— START Data in this exercise —
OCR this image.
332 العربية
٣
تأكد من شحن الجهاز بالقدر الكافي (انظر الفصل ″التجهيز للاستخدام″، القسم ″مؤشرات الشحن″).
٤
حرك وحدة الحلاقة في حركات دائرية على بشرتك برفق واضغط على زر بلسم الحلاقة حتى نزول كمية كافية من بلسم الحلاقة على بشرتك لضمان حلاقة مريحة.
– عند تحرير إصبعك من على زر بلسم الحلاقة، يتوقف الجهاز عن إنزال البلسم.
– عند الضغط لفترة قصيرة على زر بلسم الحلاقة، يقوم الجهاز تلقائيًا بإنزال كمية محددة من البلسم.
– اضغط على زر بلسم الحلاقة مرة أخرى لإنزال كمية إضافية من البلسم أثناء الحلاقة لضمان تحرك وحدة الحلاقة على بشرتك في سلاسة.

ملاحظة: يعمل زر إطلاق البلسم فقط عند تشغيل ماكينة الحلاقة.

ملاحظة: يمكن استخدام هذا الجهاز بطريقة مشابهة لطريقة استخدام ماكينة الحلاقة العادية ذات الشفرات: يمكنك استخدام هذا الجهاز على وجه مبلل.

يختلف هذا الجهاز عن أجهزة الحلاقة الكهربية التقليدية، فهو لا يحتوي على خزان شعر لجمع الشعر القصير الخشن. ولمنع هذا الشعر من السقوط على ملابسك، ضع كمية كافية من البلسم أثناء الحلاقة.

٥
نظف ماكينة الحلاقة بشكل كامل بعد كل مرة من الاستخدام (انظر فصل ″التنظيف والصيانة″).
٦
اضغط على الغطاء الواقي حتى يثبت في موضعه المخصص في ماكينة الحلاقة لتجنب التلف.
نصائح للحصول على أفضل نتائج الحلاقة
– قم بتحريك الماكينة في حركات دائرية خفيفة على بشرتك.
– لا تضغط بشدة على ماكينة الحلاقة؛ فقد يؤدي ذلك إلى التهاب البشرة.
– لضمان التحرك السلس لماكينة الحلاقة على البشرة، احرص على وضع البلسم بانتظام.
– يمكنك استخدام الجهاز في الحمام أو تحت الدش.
— END Data in this exercise —
— START Data in this exercise —
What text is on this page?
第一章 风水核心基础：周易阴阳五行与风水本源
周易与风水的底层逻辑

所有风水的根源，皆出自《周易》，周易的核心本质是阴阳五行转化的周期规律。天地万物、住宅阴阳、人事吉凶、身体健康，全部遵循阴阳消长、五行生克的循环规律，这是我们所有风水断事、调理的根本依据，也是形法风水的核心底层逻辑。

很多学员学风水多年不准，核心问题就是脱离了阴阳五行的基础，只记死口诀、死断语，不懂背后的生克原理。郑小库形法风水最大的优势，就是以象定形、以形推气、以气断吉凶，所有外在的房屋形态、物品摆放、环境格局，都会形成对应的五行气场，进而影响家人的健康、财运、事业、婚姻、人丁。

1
— END Data in this exercise —
— START Data in this exercise —
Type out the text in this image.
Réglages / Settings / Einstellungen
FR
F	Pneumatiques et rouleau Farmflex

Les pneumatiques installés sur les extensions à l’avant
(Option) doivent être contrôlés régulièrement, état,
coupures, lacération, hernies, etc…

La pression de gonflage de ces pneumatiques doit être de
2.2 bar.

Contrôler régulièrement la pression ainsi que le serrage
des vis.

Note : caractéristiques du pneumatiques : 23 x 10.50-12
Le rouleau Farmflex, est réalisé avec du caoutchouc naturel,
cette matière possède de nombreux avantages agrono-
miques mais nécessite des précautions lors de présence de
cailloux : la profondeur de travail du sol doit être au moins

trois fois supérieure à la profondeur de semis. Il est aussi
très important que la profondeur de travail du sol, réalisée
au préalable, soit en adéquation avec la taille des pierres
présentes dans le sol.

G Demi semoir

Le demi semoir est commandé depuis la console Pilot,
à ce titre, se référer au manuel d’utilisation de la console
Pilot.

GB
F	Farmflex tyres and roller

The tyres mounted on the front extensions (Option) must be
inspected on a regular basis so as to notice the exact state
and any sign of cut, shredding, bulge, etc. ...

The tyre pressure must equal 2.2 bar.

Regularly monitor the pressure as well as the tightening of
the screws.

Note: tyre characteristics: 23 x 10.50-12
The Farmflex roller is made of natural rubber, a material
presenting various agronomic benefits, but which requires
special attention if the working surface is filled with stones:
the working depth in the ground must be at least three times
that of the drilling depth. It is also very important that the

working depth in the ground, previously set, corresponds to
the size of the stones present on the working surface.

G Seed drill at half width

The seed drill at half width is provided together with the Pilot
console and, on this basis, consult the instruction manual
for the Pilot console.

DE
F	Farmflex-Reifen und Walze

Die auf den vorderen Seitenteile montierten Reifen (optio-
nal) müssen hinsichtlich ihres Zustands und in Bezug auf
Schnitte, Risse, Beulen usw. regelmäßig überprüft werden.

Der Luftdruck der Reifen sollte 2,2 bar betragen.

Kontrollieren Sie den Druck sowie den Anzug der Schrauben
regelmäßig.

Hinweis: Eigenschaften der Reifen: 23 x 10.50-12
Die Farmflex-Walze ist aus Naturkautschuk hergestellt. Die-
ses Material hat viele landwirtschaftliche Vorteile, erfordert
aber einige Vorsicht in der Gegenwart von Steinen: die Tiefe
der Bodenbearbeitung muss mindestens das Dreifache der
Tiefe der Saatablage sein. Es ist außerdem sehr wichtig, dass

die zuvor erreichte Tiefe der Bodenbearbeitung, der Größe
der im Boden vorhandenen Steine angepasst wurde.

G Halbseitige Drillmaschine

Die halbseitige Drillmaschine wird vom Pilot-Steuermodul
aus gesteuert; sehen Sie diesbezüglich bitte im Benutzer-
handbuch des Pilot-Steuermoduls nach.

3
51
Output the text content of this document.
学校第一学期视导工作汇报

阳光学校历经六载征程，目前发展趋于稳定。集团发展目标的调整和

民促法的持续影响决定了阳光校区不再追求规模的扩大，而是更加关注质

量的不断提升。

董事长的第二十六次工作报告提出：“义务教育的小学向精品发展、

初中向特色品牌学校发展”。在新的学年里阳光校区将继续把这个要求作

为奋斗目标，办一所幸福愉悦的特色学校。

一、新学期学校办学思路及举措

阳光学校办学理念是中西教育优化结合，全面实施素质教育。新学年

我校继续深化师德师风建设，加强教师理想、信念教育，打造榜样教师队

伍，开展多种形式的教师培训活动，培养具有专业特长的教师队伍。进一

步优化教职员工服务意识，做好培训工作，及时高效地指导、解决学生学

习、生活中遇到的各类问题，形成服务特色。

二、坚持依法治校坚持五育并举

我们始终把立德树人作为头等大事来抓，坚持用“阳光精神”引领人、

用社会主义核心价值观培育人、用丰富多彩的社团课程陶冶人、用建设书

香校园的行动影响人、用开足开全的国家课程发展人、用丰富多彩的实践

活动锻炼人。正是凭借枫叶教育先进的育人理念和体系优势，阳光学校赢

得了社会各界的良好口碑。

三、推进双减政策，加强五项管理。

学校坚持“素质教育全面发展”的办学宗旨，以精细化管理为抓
— END Data in this exercise —
Your task: From the entries, copy out each line containing the word "doit".

Result of the exercise:
La pression de gonflage de ces pneumatiques doit être de
cailloux : la profondeur de travail du sol doit être au moins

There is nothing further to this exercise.